* Available data *
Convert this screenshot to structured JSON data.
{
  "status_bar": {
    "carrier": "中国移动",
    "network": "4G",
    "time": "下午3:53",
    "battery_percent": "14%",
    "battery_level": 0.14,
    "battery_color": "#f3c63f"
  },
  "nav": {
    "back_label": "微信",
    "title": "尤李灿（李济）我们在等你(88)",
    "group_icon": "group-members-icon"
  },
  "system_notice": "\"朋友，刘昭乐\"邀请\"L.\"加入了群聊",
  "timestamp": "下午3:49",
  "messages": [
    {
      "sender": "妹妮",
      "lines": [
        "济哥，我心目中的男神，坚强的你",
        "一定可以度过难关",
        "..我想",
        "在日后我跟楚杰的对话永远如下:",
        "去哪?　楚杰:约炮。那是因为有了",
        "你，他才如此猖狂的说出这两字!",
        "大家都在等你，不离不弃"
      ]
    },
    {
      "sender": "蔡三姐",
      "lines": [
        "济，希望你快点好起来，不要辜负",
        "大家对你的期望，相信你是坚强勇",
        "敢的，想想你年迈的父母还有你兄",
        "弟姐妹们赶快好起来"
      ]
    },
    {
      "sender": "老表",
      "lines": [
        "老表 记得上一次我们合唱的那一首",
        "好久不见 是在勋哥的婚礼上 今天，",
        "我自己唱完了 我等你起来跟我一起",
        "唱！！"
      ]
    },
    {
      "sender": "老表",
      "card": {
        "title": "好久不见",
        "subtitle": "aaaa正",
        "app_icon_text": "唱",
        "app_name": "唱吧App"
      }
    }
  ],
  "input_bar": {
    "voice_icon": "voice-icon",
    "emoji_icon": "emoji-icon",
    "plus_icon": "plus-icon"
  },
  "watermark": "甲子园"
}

* Set problem *
Go through the listing and copy all of it exactly.

* Finished answer *
Convert this screenshot to structured JSON data.
{
  "status_bar": {
    "carrier": "中国移动",
    "network": "4G",
    "time": "下午3:53",
    "battery_percent": "14%",
    "battery_level": 0.14,
    "battery_color": "#f3c63f"
  },
  "nav": {
    "back_label": "微信",
    "title": "尤李灿（李济）我们在等你(88)",
    "group_icon": "group-members-icon"
  },
  "system_notice": "\"朋友，刘昭乐\"邀请\"L.\"加入了群聊",
  "timestamp": "下午3:49",
  "messages": [
    {
      "sender": "妹妮",
      "lines": [
        "济哥，我心目中的男神，坚强的你",
        "一定可以度过难关",
        "..我想",
        "在日后我跟楚杰的对话永远如下:",
        "去哪?　楚杰:约炮。那是因为有了",
        "你，他才如此猖狂的说出这两字!",
        "大家都在等你，不离不弃"
      ]
    },
    {
      "sender": "蔡三姐",
      "lines": [
        "济，希望你快点好起来，不要辜负",
        "大家对你的期望，相信你是坚强勇",
        "敢的，想想你年迈的父母还有你兄",
        "弟姐妹们赶快好起来"
      ]
    },
    {
      "sender": "老表",
      "lines": [
        "老表 记得上一次我们合唱的那一首",
        "好久不见 是在勋哥的婚礼上 今天，",
        "我自己唱完了 我等你起来跟我一起",
        "唱！！"
      ]
    },
    {
      "sender": "老表",
      "card": {
        "title": "好久不见",
        "subtitle": "aaaa正",
        "app_icon_text": "唱",
        "app_name": "唱吧App"
      }
    }
  ],
  "input_bar": {
    "voice_icon": "voice-icon",
    "emoji_icon": "emoji-icon",
    "plus_icon": "plus-icon"
  },
  "watermark": "甲子园"
}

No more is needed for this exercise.